- **DO THIS**:
Print every line of the listing exactly, please.
[BEGIN MATERIAL FOR THIS TASK]
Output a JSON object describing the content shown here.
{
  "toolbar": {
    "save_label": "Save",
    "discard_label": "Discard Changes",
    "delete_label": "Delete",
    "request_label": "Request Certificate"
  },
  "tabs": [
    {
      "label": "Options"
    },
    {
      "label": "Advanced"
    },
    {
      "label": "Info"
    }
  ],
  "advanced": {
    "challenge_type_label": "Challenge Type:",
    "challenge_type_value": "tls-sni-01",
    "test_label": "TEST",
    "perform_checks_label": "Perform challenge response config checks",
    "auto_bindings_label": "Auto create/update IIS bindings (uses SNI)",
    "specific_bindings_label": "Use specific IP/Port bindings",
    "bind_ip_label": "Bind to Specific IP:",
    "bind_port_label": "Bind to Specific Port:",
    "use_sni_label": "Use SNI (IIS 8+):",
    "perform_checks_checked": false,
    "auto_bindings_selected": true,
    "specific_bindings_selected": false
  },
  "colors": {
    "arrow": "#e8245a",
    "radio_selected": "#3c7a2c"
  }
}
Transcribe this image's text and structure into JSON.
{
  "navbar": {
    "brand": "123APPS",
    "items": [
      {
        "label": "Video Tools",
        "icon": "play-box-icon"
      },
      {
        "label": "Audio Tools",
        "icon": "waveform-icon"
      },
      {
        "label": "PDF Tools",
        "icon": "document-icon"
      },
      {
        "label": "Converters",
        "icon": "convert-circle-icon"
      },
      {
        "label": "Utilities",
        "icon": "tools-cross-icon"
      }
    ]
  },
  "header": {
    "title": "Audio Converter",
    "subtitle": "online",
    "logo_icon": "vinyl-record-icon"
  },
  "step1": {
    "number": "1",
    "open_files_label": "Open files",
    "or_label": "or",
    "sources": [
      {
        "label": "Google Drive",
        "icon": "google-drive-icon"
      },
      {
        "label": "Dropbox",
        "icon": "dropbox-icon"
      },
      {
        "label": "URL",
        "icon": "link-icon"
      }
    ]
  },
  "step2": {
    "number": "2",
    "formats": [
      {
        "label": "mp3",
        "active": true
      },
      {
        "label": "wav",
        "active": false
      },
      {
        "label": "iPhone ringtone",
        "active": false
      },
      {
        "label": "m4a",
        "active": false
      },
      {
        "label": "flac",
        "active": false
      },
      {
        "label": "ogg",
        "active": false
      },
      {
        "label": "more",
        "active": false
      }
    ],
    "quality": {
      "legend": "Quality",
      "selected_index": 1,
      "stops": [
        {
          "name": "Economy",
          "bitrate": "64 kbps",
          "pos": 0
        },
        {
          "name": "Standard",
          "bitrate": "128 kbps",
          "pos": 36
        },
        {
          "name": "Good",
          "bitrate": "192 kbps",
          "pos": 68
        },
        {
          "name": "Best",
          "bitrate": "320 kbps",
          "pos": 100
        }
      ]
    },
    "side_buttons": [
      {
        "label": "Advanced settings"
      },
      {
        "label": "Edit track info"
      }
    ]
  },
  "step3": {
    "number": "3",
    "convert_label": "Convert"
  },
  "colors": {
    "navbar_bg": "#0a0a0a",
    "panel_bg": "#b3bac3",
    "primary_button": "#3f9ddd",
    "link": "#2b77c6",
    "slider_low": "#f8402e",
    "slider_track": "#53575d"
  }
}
[END MATERIAL FOR THIS TASK]
- **RESPONSE BELOW**:
Output a JSON object describing the content shown here.
{
  "toolbar": {
    "save_label": "Save",
    "discard_label": "Discard Changes",
    "delete_label": "Delete",
    "request_label": "Request Certificate"
  },
  "tabs": [
    {
      "label": "Options"
    },
    {
      "label": "Advanced"
    },
    {
      "label": "Info"
    }
  ],
  "advanced": {
    "challenge_type_label": "Challenge Type:",
    "challenge_type_value": "tls-sni-01",
    "test_label": "TEST",
    "perform_checks_label": "Perform challenge response config checks",
    "auto_bindings_label": "Auto create/update IIS bindings (uses SNI)",
    "specific_bindings_label": "Use specific IP/Port bindings",
    "bind_ip_label": "Bind to Specific IP:",
    "bind_port_label": "Bind to Specific Port:",
    "use_sni_label": "Use SNI (IIS 8+):",
    "perform_checks_checked": false,
    "auto_bindings_selected": true,
    "specific_bindings_selected": false
  },
  "colors": {
    "arrow": "#e8245a",
    "radio_selected": "#3c7a2c"
  }
}
Transcribe this image's text and structure into JSON.
{
  "navbar": {
    "brand": "123APPS",
    "items": [
      {
        "label": "Video Tools",
        "icon": "play-box-icon"
      },
      {
        "label": "Audio Tools",
        "icon": "waveform-icon"
      },
      {
        "label": "PDF Tools",
        "icon": "document-icon"
      },
      {
        "label": "Converters",
        "icon": "convert-circle-icon"
      },
      {
        "label": "Utilities",
        "icon": "tools-cross-icon"
      }
    ]
  },
  "header": {
    "title": "Audio Converter",
    "subtitle": "online",
    "logo_icon": "vinyl-record-icon"
  },
  "step1": {
    "number": "1",
    "open_files_label": "Open files",
    "or_label": "or",
    "sources": [
      {
        "label": "Google Drive",
        "icon": "google-drive-icon"
      },
      {
        "label": "Dropbox",
        "icon": "dropbox-icon"
      },
      {
        "label": "URL",
        "icon": "link-icon"
      }
    ]
  },
  "step2": {
    "number": "2",
    "formats": [
      {
        "label": "mp3",
        "active": true
      },
      {
        "label": "wav",
        "active": false
      },
      {
        "label": "iPhone ringtone",
        "active": false
      },
      {
        "label": "m4a",
        "active": false
      },
      {
        "label": "flac",
        "active": false
      },
      {
        "label": "ogg",
        "active": false
      },
      {
        "label": "more",
        "active": false
      }
    ],
    "quality": {
      "legend": "Quality",
      "selected_index": 1,
      "stops": [
        {
          "name": "Economy",
          "bitrate": "64 kbps",
          "pos": 0
        },
        {
          "name": "Standard",
          "bitrate": "128 kbps",
          "pos": 36
        },
        {
          "name": "Good",
          "bitrate": "192 kbps",
          "pos": 68
        },
        {
          "name": "Best",
          "bitrate": "320 kbps",
          "pos": 100
        }
      ]
    },
    "side_buttons": [
      {
        "label": "Advanced settings"
      },
      {
        "label": "Edit track info"
      }
    ]
  },
  "step3": {
    "number": "3",
    "convert_label": "Convert"
  },
  "colors": {
    "navbar_bg": "#0a0a0a",
    "panel_bg": "#b3bac3",
    "primary_button": "#3f9ddd",
    "link": "#2b77c6",
    "slider_low": "#f8402e",
    "slider_track": "#53575d"
  }
}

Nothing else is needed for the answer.